TASK GOAL => Show every line that has the string "躬耕自资" in it.

Dataset items =>

- - - -

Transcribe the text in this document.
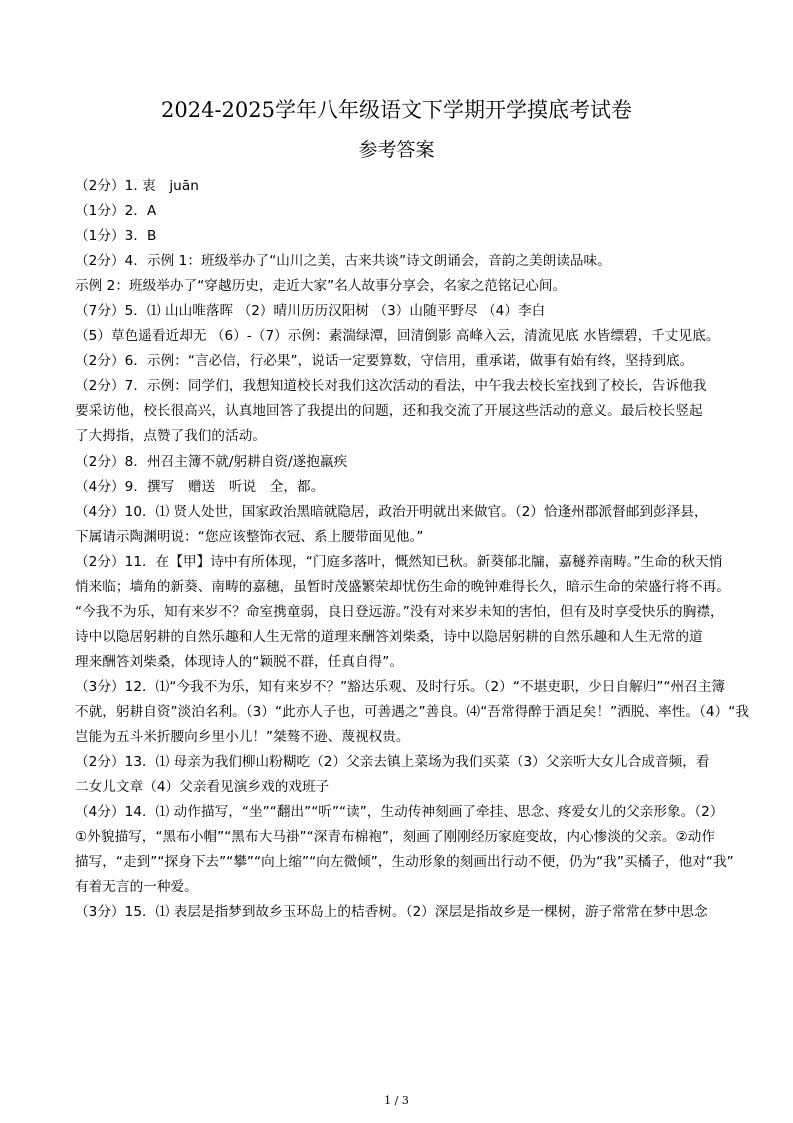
2024-2025学年八年级语文下学期开学摸底考试卷
参考答案
（2分）1. 衷　juān
（1分）2．A
（1分）3．B
（2分）4．示例 1：班级举办了“山川之美，古来共谈”诗文朗诵会，音韵之美朗读品味。
示例 2：班级举办了“穿越历史，走近大家”名人故事分享会，名家之范铭记心间。
（7分）5．⑴ 山山唯落晖 （2）晴川历历汉阳树 （3）山随平野尽 （4）李白
（5）草色遥看近却无 （6）-（7）示例：素湍绿潭，回清倒影 高峰入云，清流见底 水皆缥碧，千丈见底。
（2分）6．示例：“言必信，行必果”，说话一定要算数，守信用，重承诺，做事有始有终，坚持到底。
（2分）7．示例：同学们，我想知道校长对我们这次活动的看法，中午我去校长室找到了校长，告诉他我
要采访他，校长很高兴，认真地回答了我提出的问题，还和我交流了开展这些活动的意义。最后校长竖起
了大拇指，点赞了我们的活动。
（2分）8．州召主簿不就/躬耕自资/遂抱羸疾
（4分）9．撰写　赠送　听说　全，都。
（4分）10．⑴ 贤人处世，国家政治黑暗就隐居，政治开明就出来做官。（2）恰逢州郡派督邮到彭泽县，
下属请示陶渊明说：“您应该整饰衣冠、系上腰带面见他。”
（2分）11．在【甲】诗中有所体现，“门庭多落叶，慨然知已秋。新葵郁北牖，嘉穟养南畴。”生命的秋天悄
悄来临；墙角的新葵、南畴的嘉穗，虽暂时茂盛繁荣却忧伤生命的晚钟难得长久，暗示生命的荣盛行将不再。
“今我不为乐，知有来岁不？命室携童弱，良日登远游。”没有对来岁未知的害怕，但有及时享受快乐的胸襟，
诗中以隐居躬耕的自然乐趣和人生无常的道理来酬答刘柴桑，诗中以隐居躬耕的自然乐趣和人生无常的道
理来酬答刘柴桑，体现诗人的“颖脱不群，任真自得”。
（3分）12．⑴“今我不为乐，知有来岁不？”豁达乐观、及时行乐。（2）“不堪吏职，少日自解归”“州召主簿
不就，躬耕自资”淡泊名利。（3）“此亦人子也，可善遇之”善良。⑷“吾常得醉于酒足矣！”洒脱、率性。（4）“我
岂能为五斗米折腰向乡里小儿！”桀骜不逊、蔑视权贵。
（2分）13．⑴ 母亲为我们柳山粉糊吃（2）父亲去镇上菜场为我们买菜（3）父亲听大女儿合成音频，看
二女儿文章（4）父亲看见演乡戏的戏班子
（4分）14．⑴ 动作描写，“坐”“翻出”“听”“读”，生动传神刻画了牵挂、思念、疼爱女儿的父亲形象。（2）
①外貌描写，“黑布小帽”“黑布大马褂”“深青布棉袍”，刻画了刚刚经历家庭变故，内心惨淡的父亲。②动作
描写，“走到”“探身下去”“攀”“向上缩”“向左微倾”，生动形象的刻画出行动不便，仍为“我”买橘子，他对“我”
有着无言的一种爱。
（3分）15．⑴ 表层是指梦到故乡玉环岛上的桔香树。（2）深层是指故乡是一棵树，游子常常在梦中思念
1 / 3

- - - -

TASK SOLUTION =>
（2分）8．州召主簿不就/躬耕自资/遂抱羸疾
不就，躬耕自资”淡泊名利。（3）“此亦人子也，可善遇之”善良。⑷“吾常得醉于酒足矣！”洒脱、率性。（4）“我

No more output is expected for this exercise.